EXERCISE DESCRIPTION: In your copy, repeat the records exactly and leave out the pictures.

RECORD EXCERPTS:
'''

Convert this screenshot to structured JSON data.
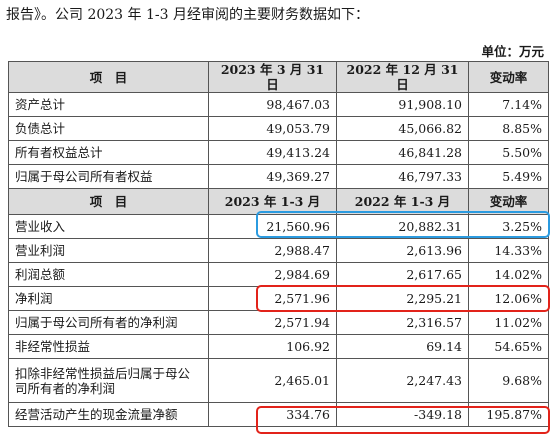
{
  "intro_text": "报告》。公司 2023 年 1-3 月经审阅的主要财务数据如下：",
  "unit_label": "单位：万元",
  "colors": {
    "header_bg": "#dcdcdc",
    "highlight_blue": "#2b9be0",
    "highlight_red": "#e2231a"
  },
  "table": {
    "header1": [
      "项　目",
      "2023 年 3 月 31 日",
      "2022 年 12 月 31 日",
      "变动率"
    ],
    "section1": [
      {
        "item": "资产总计",
        "a": "98,467.03",
        "b": "91,908.10",
        "rate": "7.14%"
      },
      {
        "item": "负债总计",
        "a": "49,053.79",
        "b": "45,066.82",
        "rate": "8.85%"
      },
      {
        "item": "所有者权益总计",
        "a": "49,413.24",
        "b": "46,841.28",
        "rate": "5.50%"
      },
      {
        "item": "归属于母公司所有者权益",
        "a": "49,369.27",
        "b": "46,797.33",
        "rate": "5.49%"
      }
    ],
    "header2": [
      "项　目",
      "2023 年 1-3 月",
      "2022 年 1-3 月",
      "变动率"
    ],
    "section2": [
      {
        "item": "营业收入",
        "a": "21,560.96",
        "b": "20,882.31",
        "rate": "3.25%"
      },
      {
        "item": "营业利润",
        "a": "2,988.47",
        "b": "2,613.96",
        "rate": "14.33%"
      },
      {
        "item": "利润总额",
        "a": "2,984.69",
        "b": "2,617.65",
        "rate": "14.02%"
      },
      {
        "item": "净利润",
        "a": "2,571.96",
        "b": "2,295.21",
        "rate": "12.06%"
      },
      {
        "item": "归属于母公司所有者的净利润",
        "a": "2,571.94",
        "b": "2,316.57",
        "rate": "11.02%"
      },
      {
        "item": "非经常性损益",
        "a": "106.92",
        "b": "69.14",
        "rate": "54.65%"
      },
      {
        "item": "扣除非经常性损益后归属于母公司所有者的净利润",
        "a": "2,465.01",
        "b": "2,247.43",
        "rate": "9.68%"
      },
      {
        "item": "经营活动产生的现金流量净额",
        "a": "334.76",
        "b": "-349.18",
        "rate": "195.87%"
      }
    ]
  }
}
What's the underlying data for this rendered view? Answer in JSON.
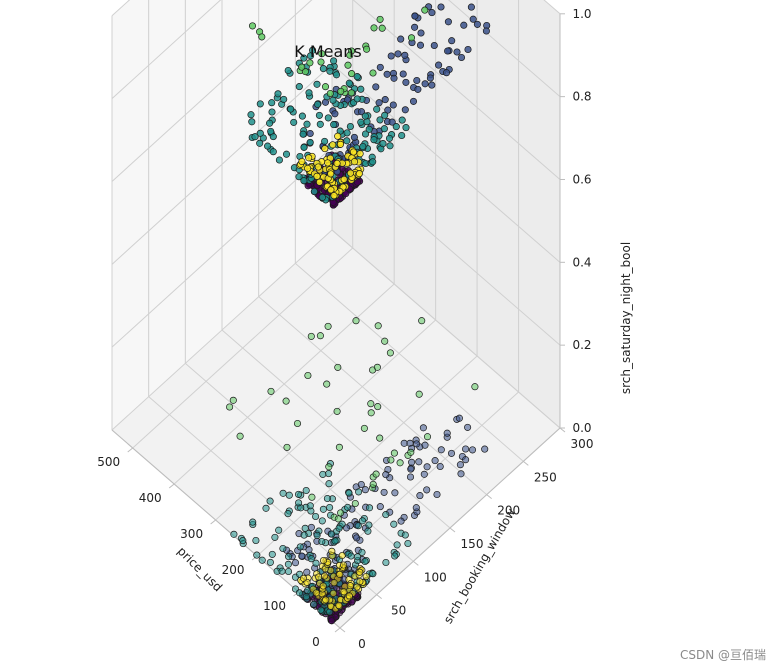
{
  "chart_data": {
    "type": "scatter",
    "title": "K Means",
    "projection": "3d",
    "grid": true,
    "axes": {
      "x": {
        "label": "price_usd",
        "range": [
          0,
          550
        ],
        "ticks": [
          0,
          100,
          200,
          300,
          400,
          500
        ]
      },
      "y": {
        "label": "srch_booking_window",
        "range": [
          0,
          300
        ],
        "ticks": [
          0,
          50,
          100,
          150,
          200,
          250,
          300
        ]
      },
      "z": {
        "label": "srch_saturday_night_bool",
        "range": [
          0,
          1
        ],
        "ticks": [
          "0.0",
          "0.2",
          "0.4",
          "0.6",
          "0.8",
          "1.0"
        ]
      }
    },
    "cluster_colors": [
      "#440154",
      "#3b528b",
      "#21918c",
      "#5ec962",
      "#fde725"
    ],
    "clusters": [
      {
        "id": 0,
        "color": "#440154",
        "price_range": [
          20,
          90
        ],
        "booking_window_range": [
          0,
          40
        ]
      },
      {
        "id": 1,
        "color": "#3b528b",
        "price_range": [
          60,
          180
        ],
        "booking_window_range": [
          20,
          250
        ]
      },
      {
        "id": 2,
        "color": "#21918c",
        "price_range": [
          30,
          260
        ],
        "booking_window_range": [
          0,
          120
        ]
      },
      {
        "id": 3,
        "color": "#5ec962",
        "price_range": [
          150,
          450
        ],
        "booking_window_range": [
          80,
          300
        ]
      },
      {
        "id": 4,
        "color": "#fde725",
        "price_range": [
          30,
          120
        ],
        "booking_window_range": [
          10,
          60
        ]
      }
    ],
    "saturday_levels": [
      0,
      1
    ]
  },
  "watermark": "CSDN @亘佰瑞"
}
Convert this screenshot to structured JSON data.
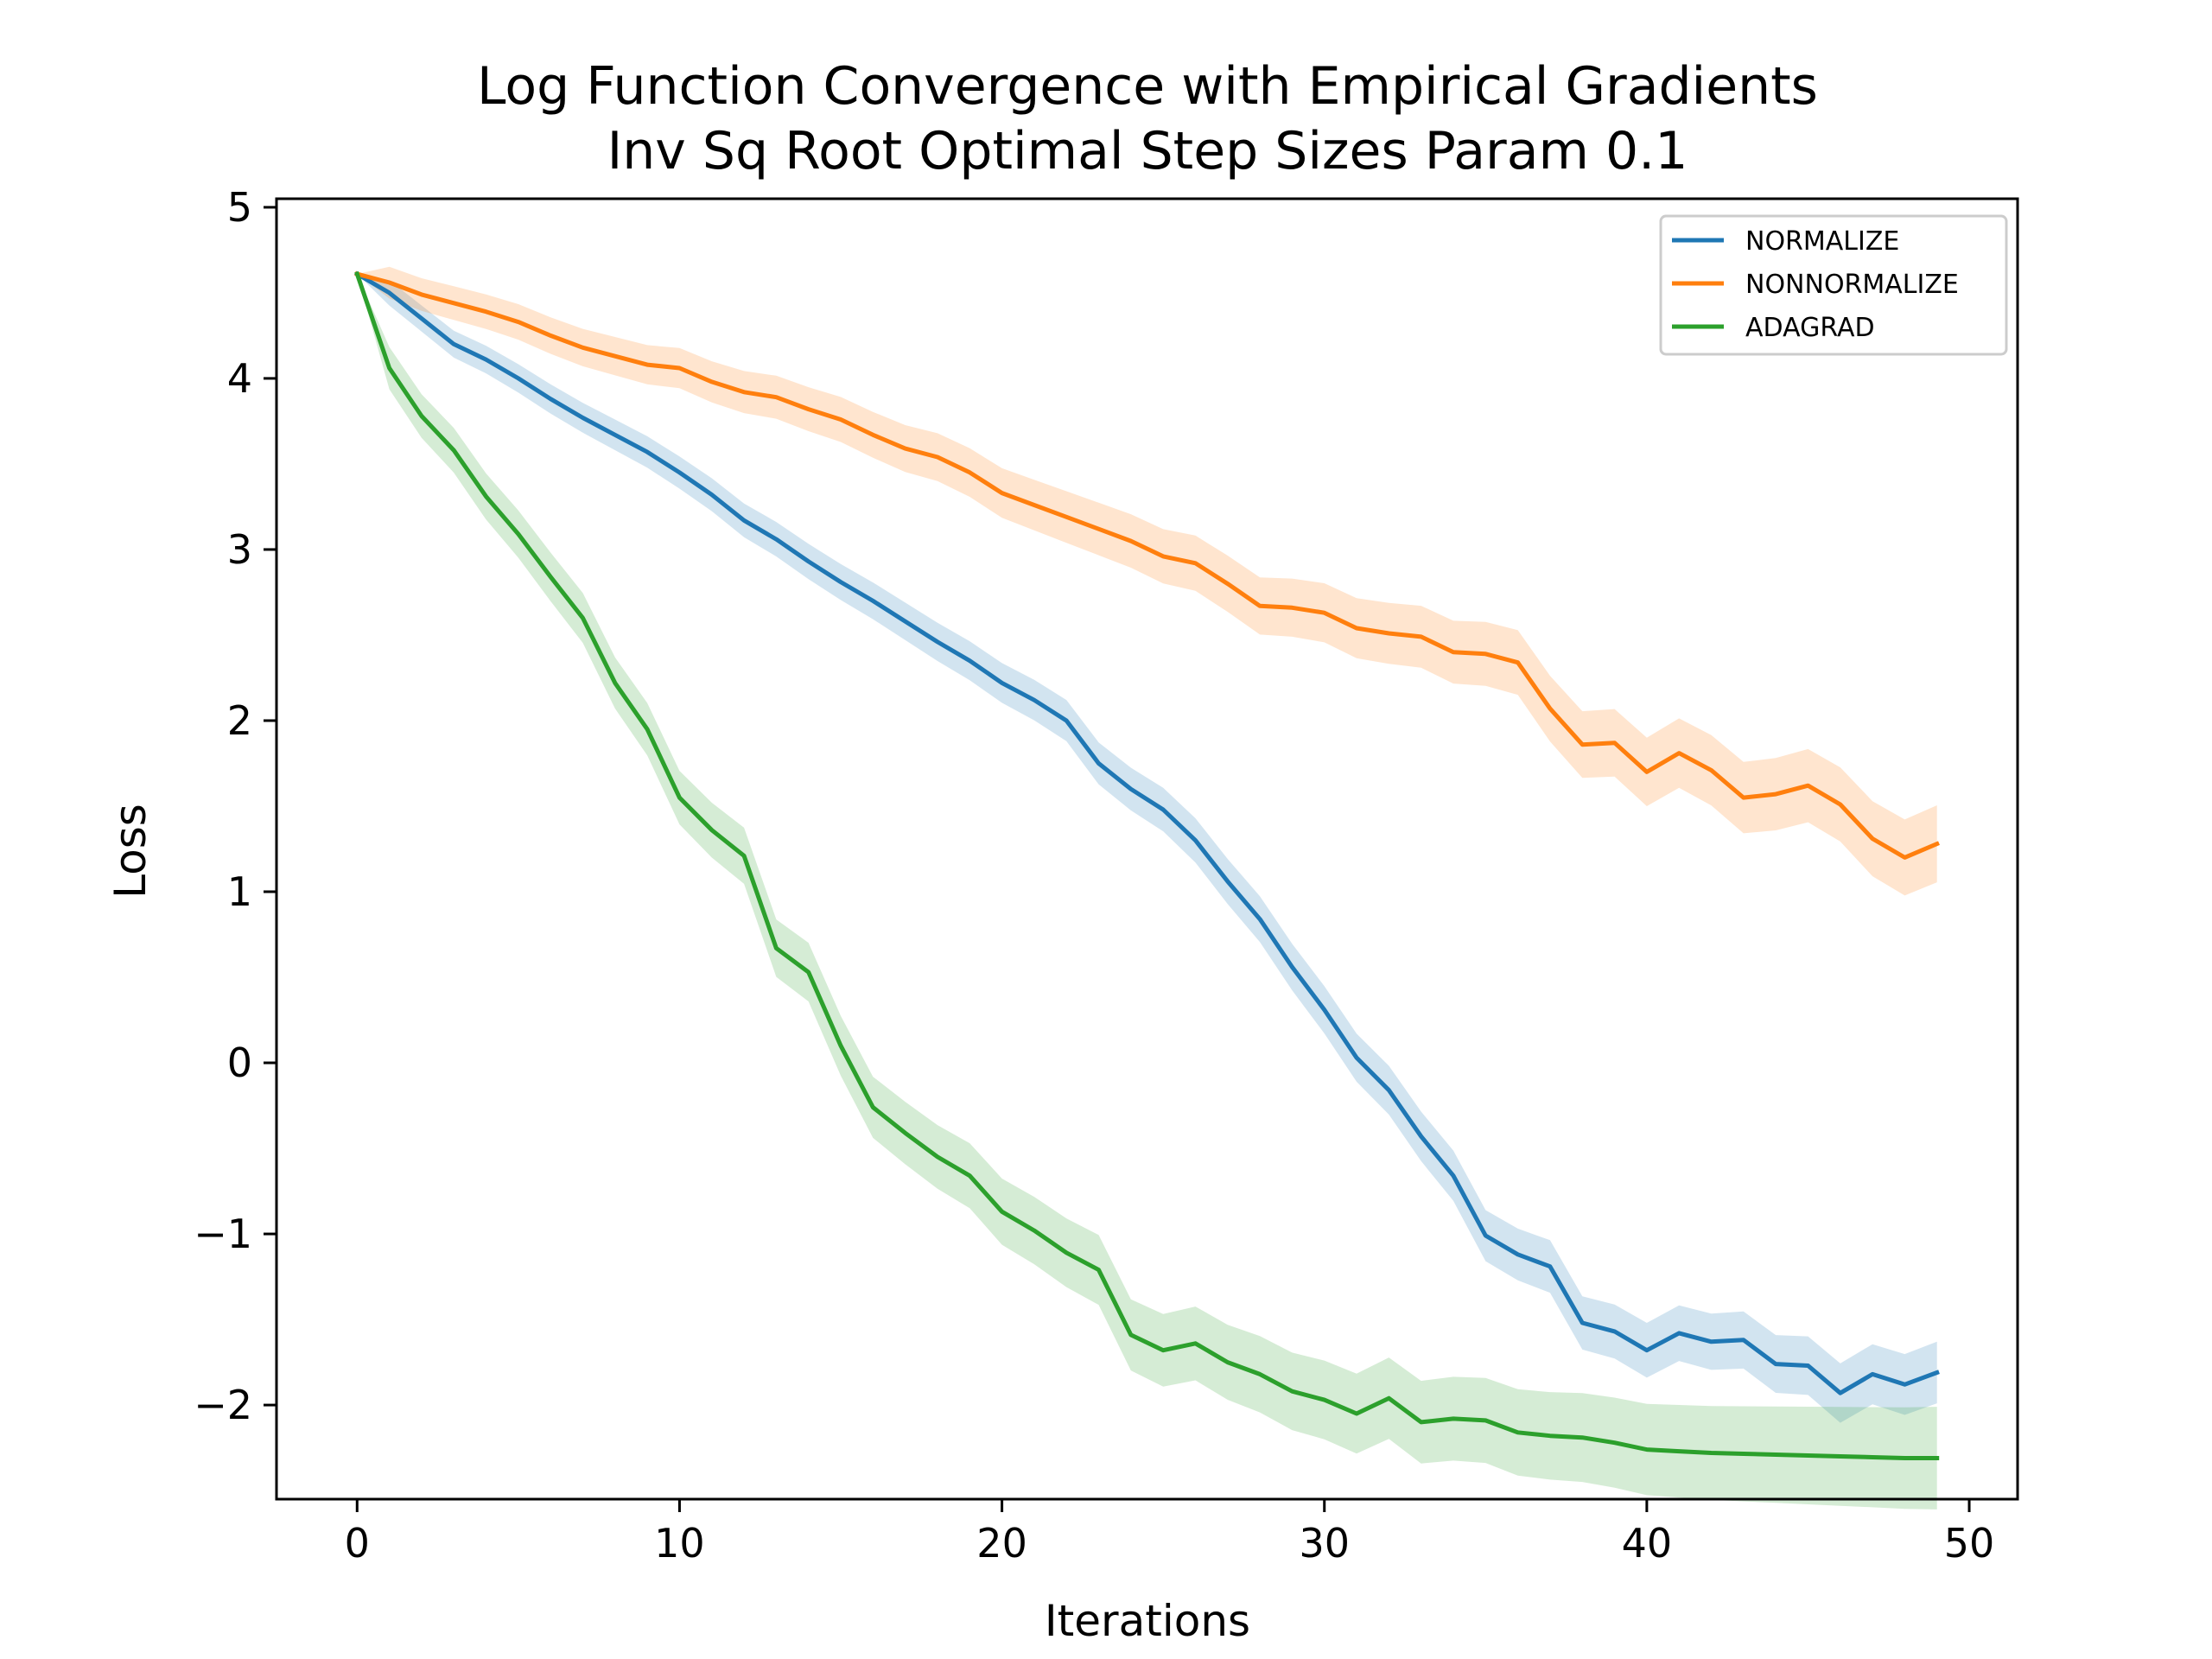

'''

WRITTEN SOLUTION:
Convert this screenshot to structured JSON data.
{
  "intro_text": "报告》。公司 2023 年 1-3 月经审阅的主要财务数据如下：",
  "unit_label": "单位：万元",
  "colors": {
    "header_bg": "#dcdcdc",
    "highlight_blue": "#2b9be0",
    "highlight_red": "#e2231a"
  },
  "table": {
    "header1": [
      "项　目",
      "2023 年 3 月 31 日",
      "2022 年 12 月 31 日",
      "变动率"
    ],
    "section1": [
      {
        "item": "资产总计",
        "a": "98,467.03",
        "b": "91,908.10",
        "rate": "7.14%"
      },
      {
        "item": "负债总计",
        "a": "49,053.79",
        "b": "45,066.82",
        "rate": "8.85%"
      },
      {
        "item": "所有者权益总计",
        "a": "49,413.24",
        "b": "46,841.28",
        "rate": "5.50%"
      },
      {
        "item": "归属于母公司所有者权益",
        "a": "49,369.27",
        "b": "46,797.33",
        "rate": "5.49%"
      }
    ],
    "header2": [
      "项　目",
      "2023 年 1-3 月",
      "2022 年 1-3 月",
      "变动率"
    ],
    "section2": [
      {
        "item": "营业收入",
        "a": "21,560.96",
        "b": "20,882.31",
        "rate": "3.25%"
      },
      {
        "item": "营业利润",
        "a": "2,988.47",
        "b": "2,613.96",
        "rate": "14.33%"
      },
      {
        "item": "利润总额",
        "a": "2,984.69",
        "b": "2,617.65",
        "rate": "14.02%"
      },
      {
        "item": "净利润",
        "a": "2,571.96",
        "b": "2,295.21",
        "rate": "12.06%"
      },
      {
        "item": "归属于母公司所有者的净利润",
        "a": "2,571.94",
        "b": "2,316.57",
        "rate": "11.02%"
      },
      {
        "item": "非经常性损益",
        "a": "106.92",
        "b": "69.14",
        "rate": "54.65%"
      },
      {
        "item": "扣除非经常性损益后归属于母公司所有者的净利润",
        "a": "2,465.01",
        "b": "2,247.43",
        "rate": "9.68%"
      },
      {
        "item": "经营活动产生的现金流量净额",
        "a": "334.76",
        "b": "-349.18",
        "rate": "195.87%"
      }
    ]
  }
}
What's the underlying data for this rendered view? Answer in JSON.
{
  "chart_data": {
    "type": "scatter",
    "title": "K Means",
    "projection": "3d",
    "grid": true,
    "axes": {
      "x": {
        "label": "price_usd",
        "range": [
          0,
          550
        ],
        "ticks": [
          0,
          100,
          200,
          300,
          400,
          500
        ]
      },
      "y": {
        "label": "srch_booking_window",
        "range": [
          0,
          300
        ],
        "ticks": [
          0,
          50,
          100,
          150,
          200,
          250,
          300
        ]
      },
      "z": {
        "label": "srch_saturday_night_bool",
        "range": [
          0,
          1
        ],
        "ticks": [
          "0.0",
          "0.2",
          "0.4",
          "0.6",
          "0.8",
          "1.0"
        ]
      }
    },
    "cluster_colors": [
      "#440154",
      "#3b528b",
      "#21918c",
      "#5ec962",
      "#fde725"
    ],
    "clusters": [
      {
        "id": 0,
        "color": "#440154",
        "price_range": [
          20,
          90
        ],
        "booking_window_range": [
          0,
          40
        ]
      },
      {
        "id": 1,
        "color": "#3b528b",
        "price_range": [
          60,
          180
        ],
        "booking_window_range": [
          20,
          250
        ]
      },
      {
        "id": 2,
        "color": "#21918c",
        "price_range": [
          30,
          260
        ],
        "booking_window_range": [
          0,
          120
        ]
      },
      {
        "id": 3,
        "color": "#5ec962",
        "price_range": [
          150,
          450
        ],
        "booking_window_range": [
          80,
          300
        ]
      },
      {
        "id": 4,
        "color": "#fde725",
        "price_range": [
          30,
          120
        ],
        "booking_window_range": [
          10,
          60
        ]
      }
    ],
    "saturday_levels": [
      0,
      1
    ]
  },
  "watermark": "CSDN @亘佰瑞"
}
Convert this screenshot to structured JSON data.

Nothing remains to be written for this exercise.